§ WHAT YOU SHOULD DO:
In the records below, find the line containing "Transcribe the text in this document."; give it again exactly, along with every line that follows, and nothing else.

[Dataset records]
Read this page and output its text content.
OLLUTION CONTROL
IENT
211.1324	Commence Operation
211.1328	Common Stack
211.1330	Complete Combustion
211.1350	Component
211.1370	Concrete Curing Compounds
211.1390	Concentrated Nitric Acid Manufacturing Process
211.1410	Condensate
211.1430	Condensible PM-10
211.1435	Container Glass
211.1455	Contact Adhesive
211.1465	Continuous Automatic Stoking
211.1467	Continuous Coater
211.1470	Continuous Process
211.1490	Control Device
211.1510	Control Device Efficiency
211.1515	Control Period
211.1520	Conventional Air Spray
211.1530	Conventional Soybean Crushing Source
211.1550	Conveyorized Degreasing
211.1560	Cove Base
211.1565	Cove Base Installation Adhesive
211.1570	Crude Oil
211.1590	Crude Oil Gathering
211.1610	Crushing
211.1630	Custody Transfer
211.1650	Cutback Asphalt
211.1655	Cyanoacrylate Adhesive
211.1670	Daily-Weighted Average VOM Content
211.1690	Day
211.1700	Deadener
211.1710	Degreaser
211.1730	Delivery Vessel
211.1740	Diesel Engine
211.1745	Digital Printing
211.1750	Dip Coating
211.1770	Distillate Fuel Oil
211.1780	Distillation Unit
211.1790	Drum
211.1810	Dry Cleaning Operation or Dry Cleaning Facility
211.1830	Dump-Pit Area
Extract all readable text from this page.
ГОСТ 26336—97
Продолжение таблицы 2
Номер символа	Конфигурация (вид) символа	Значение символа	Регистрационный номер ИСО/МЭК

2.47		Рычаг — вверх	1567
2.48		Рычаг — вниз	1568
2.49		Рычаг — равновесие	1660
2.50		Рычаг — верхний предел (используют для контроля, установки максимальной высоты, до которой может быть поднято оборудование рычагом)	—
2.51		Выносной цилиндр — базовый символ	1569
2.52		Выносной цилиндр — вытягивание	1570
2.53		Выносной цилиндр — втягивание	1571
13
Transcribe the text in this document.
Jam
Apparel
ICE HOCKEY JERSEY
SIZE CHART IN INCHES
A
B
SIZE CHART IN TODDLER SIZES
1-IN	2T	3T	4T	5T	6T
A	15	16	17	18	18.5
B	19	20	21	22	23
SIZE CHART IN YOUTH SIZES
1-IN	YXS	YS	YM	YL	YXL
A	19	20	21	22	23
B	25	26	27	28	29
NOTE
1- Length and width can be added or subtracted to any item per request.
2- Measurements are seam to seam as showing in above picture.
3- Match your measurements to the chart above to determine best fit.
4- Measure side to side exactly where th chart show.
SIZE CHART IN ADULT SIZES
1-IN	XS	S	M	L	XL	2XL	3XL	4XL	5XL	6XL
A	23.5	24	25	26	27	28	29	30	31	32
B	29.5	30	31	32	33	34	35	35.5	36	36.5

§ FINISHED TASK:
Transcribe the text in this document.
Jam
Apparel
ICE HOCKEY JERSEY
SIZE CHART IN INCHES
A
B
SIZE CHART IN TODDLER SIZES
1-IN	2T	3T	4T	5T	6T
A	15	16	17	18	18.5
B	19	20	21	22	23
SIZE CHART IN YOUTH SIZES
1-IN	YXS	YS	YM	YL	YXL
A	19	20	21	22	23
B	25	26	27	28	29
NOTE
1- Length and width can be added or subtracted to any item per request.
2- Measurements are seam to seam as showing in above picture.
3- Match your measurements to the chart above to determine best fit.
4- Measure side to side exactly where th chart show.
SIZE CHART IN ADULT SIZES
1-IN	XS	S	M	L	XL	2XL	3XL	4XL	5XL	6XL
A	23.5	24	25	26	27	28	29	30	31	32
B	29.5	30	31	32	33	34	35	35.5	36	36.5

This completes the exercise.